#### REQUIRED TASK:
Quote the records in full and leave their pictures out.
(begin)
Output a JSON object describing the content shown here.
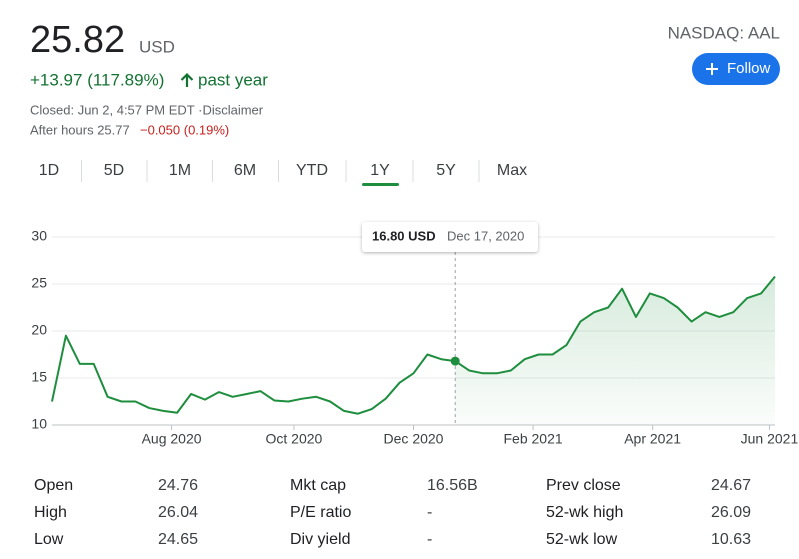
{
  "header": {
    "price": "25.82",
    "currency": "USD",
    "change": "+13.97 (117.89%)",
    "period": "past year",
    "closed": "Closed: Jun 2, 4:57 PM EDT ·Disclaimer",
    "after_hours_label": "After hours 25.77",
    "after_hours_change": "−0.050 (0.19%)",
    "exchange": "NASDAQ: AAL",
    "follow": "Follow"
  },
  "tabs": [
    "1D",
    "5D",
    "1M",
    "6M",
    "YTD",
    "1Y",
    "5Y",
    "Max"
  ],
  "chart_data": {
    "type": "line",
    "color": "#1e8e3e",
    "grid": true,
    "values": [
      12.5,
      19.5,
      16.5,
      16.5,
      13,
      12.5,
      12.5,
      11.8,
      11.5,
      11.3,
      13.3,
      12.7,
      13.5,
      13,
      13.3,
      13.6,
      12.6,
      12.5,
      12.8,
      13,
      12.5,
      11.5,
      11.2,
      11.7,
      12.8,
      14.5,
      15.5,
      17.5,
      17,
      16.8,
      15.8,
      15.5,
      15.5,
      15.8,
      17,
      17.5,
      17.5,
      18.5,
      21,
      22,
      22.5,
      24.5,
      21.5,
      24,
      23.5,
      22.5,
      21,
      22,
      21.5,
      22,
      23.5,
      24,
      25.8
    ],
    "xlim": [
      0,
      52
    ],
    "xticks": [
      {
        "value": 8.6,
        "label": "Aug 2020"
      },
      {
        "value": 17.4,
        "label": "Oct 2020"
      },
      {
        "value": 26,
        "label": "Dec 2020"
      },
      {
        "value": 34.6,
        "label": "Feb 2021"
      },
      {
        "value": 43.2,
        "label": "Apr 2021"
      },
      {
        "value": 51.6,
        "label": "Jun 2021"
      }
    ],
    "ylim": [
      10,
      30
    ],
    "yticks": [
      10,
      15,
      20,
      25,
      30
    ],
    "tooltip": {
      "value": "16.80 USD",
      "date": "Dec 17, 2020"
    }
  },
  "stats": [
    [
      [
        "Open",
        "24.76"
      ],
      [
        "Mkt cap",
        "16.56B"
      ],
      [
        "Prev close",
        "24.67"
      ]
    ],
    [
      [
        "High",
        "26.04"
      ],
      [
        "P/E ratio",
        "-"
      ],
      [
        "52-wk high",
        "26.09"
      ]
    ],
    [
      [
        "Low",
        "24.65"
      ],
      [
        "Div yield",
        "-"
      ],
      [
        "52-wk low",
        "10.63"
      ]
    ]
  ]
}
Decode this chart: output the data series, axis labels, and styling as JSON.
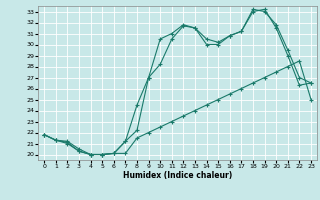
{
  "xlabel": "Humidex (Indice chaleur)",
  "xlim": [
    -0.5,
    23.5
  ],
  "ylim": [
    19.5,
    33.5
  ],
  "yticks": [
    20,
    21,
    22,
    23,
    24,
    25,
    26,
    27,
    28,
    29,
    30,
    31,
    32,
    33
  ],
  "xticks": [
    0,
    1,
    2,
    3,
    4,
    5,
    6,
    7,
    8,
    9,
    10,
    11,
    12,
    13,
    14,
    15,
    16,
    17,
    18,
    19,
    20,
    21,
    22,
    23
  ],
  "bg_color": "#c8e8e8",
  "grid_color": "#ffffff",
  "line_color": "#1a7a6a",
  "line1_x": [
    0,
    1,
    2,
    3,
    4,
    5,
    6,
    7,
    8,
    9,
    10,
    11,
    12,
    13,
    14,
    15,
    16,
    17,
    18,
    19,
    20,
    21,
    22,
    23
  ],
  "line1_y": [
    21.8,
    21.3,
    21.1,
    20.3,
    20.0,
    20.0,
    20.1,
    20.1,
    21.5,
    22.0,
    22.5,
    23.0,
    23.5,
    24.0,
    24.5,
    25.0,
    25.5,
    26.0,
    26.5,
    27.0,
    27.5,
    28.0,
    28.5,
    25.0
  ],
  "line2_x": [
    0,
    1,
    2,
    3,
    4,
    5,
    6,
    7,
    8,
    9,
    10,
    11,
    12,
    13,
    14,
    15,
    16,
    17,
    18,
    19,
    20,
    21,
    22,
    23
  ],
  "line2_y": [
    21.8,
    21.3,
    21.2,
    20.5,
    20.0,
    20.0,
    20.1,
    21.2,
    22.2,
    27.0,
    28.2,
    30.5,
    31.7,
    31.5,
    30.5,
    30.2,
    30.8,
    31.2,
    33.0,
    33.2,
    31.5,
    29.0,
    26.3,
    26.5
  ],
  "line3_x": [
    0,
    1,
    2,
    3,
    4,
    5,
    6,
    7,
    8,
    9,
    10,
    11,
    12,
    13,
    14,
    15,
    16,
    17,
    18,
    19,
    20,
    21,
    22,
    23
  ],
  "line3_y": [
    21.8,
    21.3,
    21.0,
    20.3,
    20.0,
    20.0,
    20.1,
    21.2,
    24.5,
    27.0,
    30.5,
    31.0,
    31.8,
    31.5,
    30.0,
    30.0,
    30.8,
    31.2,
    33.2,
    33.0,
    31.8,
    29.5,
    27.0,
    26.5
  ]
}
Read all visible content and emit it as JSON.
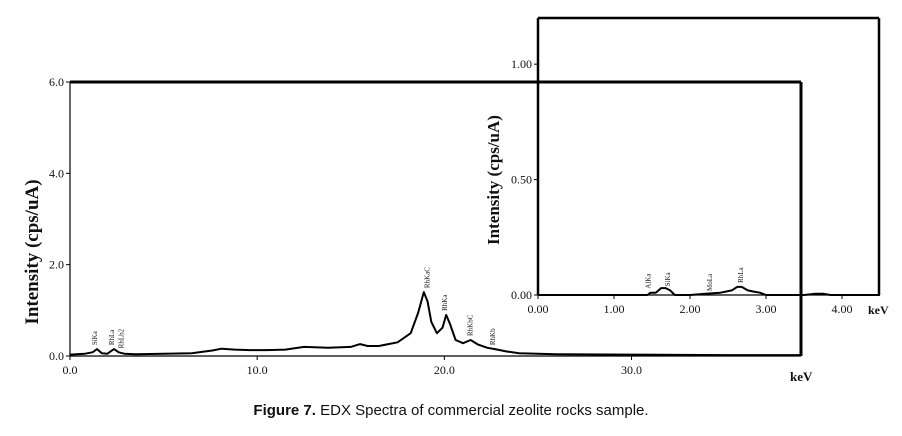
(end)
#### EXERCISE RESPONSE:
Output a JSON object describing the content shown here.
{
  "header": {
    "price": "25.82",
    "currency": "USD",
    "change": "+13.97 (117.89%)",
    "period": "past year",
    "closed": "Closed: Jun 2, 4:57 PM EDT ·Disclaimer",
    "after_hours_label": "After hours 25.77",
    "after_hours_change": "−0.050 (0.19%)",
    "exchange": "NASDAQ: AAL",
    "follow": "Follow"
  },
  "tabs": [
    "1D",
    "5D",
    "1M",
    "6M",
    "YTD",
    "1Y",
    "5Y",
    "Max"
  ],
  "chart_data": {
    "type": "line",
    "color": "#1e8e3e",
    "grid": true,
    "values": [
      12.5,
      19.5,
      16.5,
      16.5,
      13,
      12.5,
      12.5,
      11.8,
      11.5,
      11.3,
      13.3,
      12.7,
      13.5,
      13,
      13.3,
      13.6,
      12.6,
      12.5,
      12.8,
      13,
      12.5,
      11.5,
      11.2,
      11.7,
      12.8,
      14.5,
      15.5,
      17.5,
      17,
      16.8,
      15.8,
      15.5,
      15.5,
      15.8,
      17,
      17.5,
      17.5,
      18.5,
      21,
      22,
      22.5,
      24.5,
      21.5,
      24,
      23.5,
      22.5,
      21,
      22,
      21.5,
      22,
      23.5,
      24,
      25.8
    ],
    "xlim": [
      0,
      52
    ],
    "xticks": [
      {
        "value": 8.6,
        "label": "Aug 2020"
      },
      {
        "value": 17.4,
        "label": "Oct 2020"
      },
      {
        "value": 26,
        "label": "Dec 2020"
      },
      {
        "value": 34.6,
        "label": "Feb 2021"
      },
      {
        "value": 43.2,
        "label": "Apr 2021"
      },
      {
        "value": 51.6,
        "label": "Jun 2021"
      }
    ],
    "ylim": [
      10,
      30
    ],
    "yticks": [
      10,
      15,
      20,
      25,
      30
    ],
    "tooltip": {
      "value": "16.80 USD",
      "date": "Dec 17, 2020"
    }
  },
  "stats": [
    [
      [
        "Open",
        "24.76"
      ],
      [
        "Mkt cap",
        "16.56B"
      ],
      [
        "Prev close",
        "24.67"
      ]
    ],
    [
      [
        "High",
        "26.04"
      ],
      [
        "P/E ratio",
        "-"
      ],
      [
        "52-wk high",
        "26.09"
      ]
    ],
    [
      [
        "Low",
        "24.65"
      ],
      [
        "Div yield",
        "-"
      ],
      [
        "52-wk low",
        "10.63"
      ]
    ]
  ]
}
Decode this chart: output the data series, axis labels, and styling as JSON.
{
  "xlabel": "Humidex (Indice chaleur)",
  "xlim": [
    -0.5,
    23.5
  ],
  "ylim": [
    19.5,
    33.5
  ],
  "yticks": [
    20,
    21,
    22,
    23,
    24,
    25,
    26,
    27,
    28,
    29,
    30,
    31,
    32,
    33
  ],
  "xticks": [
    0,
    1,
    2,
    3,
    4,
    5,
    6,
    7,
    8,
    9,
    10,
    11,
    12,
    13,
    14,
    15,
    16,
    17,
    18,
    19,
    20,
    21,
    22,
    23
  ],
  "bg_color": "#c8e8e8",
  "grid_color": "#ffffff",
  "line_color": "#1a7a6a",
  "line1_x": [
    0,
    1,
    2,
    3,
    4,
    5,
    6,
    7,
    8,
    9,
    10,
    11,
    12,
    13,
    14,
    15,
    16,
    17,
    18,
    19,
    20,
    21,
    22,
    23
  ],
  "line1_y": [
    21.8,
    21.3,
    21.1,
    20.3,
    20.0,
    20.0,
    20.1,
    20.1,
    21.5,
    22.0,
    22.5,
    23.0,
    23.5,
    24.0,
    24.5,
    25.0,
    25.5,
    26.0,
    26.5,
    27.0,
    27.5,
    28.0,
    28.5,
    25.0
  ],
  "line2_x": [
    0,
    1,
    2,
    3,
    4,
    5,
    6,
    7,
    8,
    9,
    10,
    11,
    12,
    13,
    14,
    15,
    16,
    17,
    18,
    19,
    20,
    21,
    22,
    23
  ],
  "line2_y": [
    21.8,
    21.3,
    21.2,
    20.5,
    20.0,
    20.0,
    20.1,
    21.2,
    22.2,
    27.0,
    28.2,
    30.5,
    31.7,
    31.5,
    30.5,
    30.2,
    30.8,
    31.2,
    33.0,
    33.2,
    31.5,
    29.0,
    26.3,
    26.5
  ],
  "line3_x": [
    0,
    1,
    2,
    3,
    4,
    5,
    6,
    7,
    8,
    9,
    10,
    11,
    12,
    13,
    14,
    15,
    16,
    17,
    18,
    19,
    20,
    21,
    22,
    23
  ],
  "line3_y": [
    21.8,
    21.3,
    21.0,
    20.3,
    20.0,
    20.0,
    20.1,
    21.2,
    24.5,
    27.0,
    30.5,
    31.0,
    31.8,
    31.5,
    30.0,
    30.0,
    30.8,
    31.2,
    33.2,
    33.0,
    31.8,
    29.5,
    27.0,
    26.5
  ]
}
Read all visible content and emit it as JSON.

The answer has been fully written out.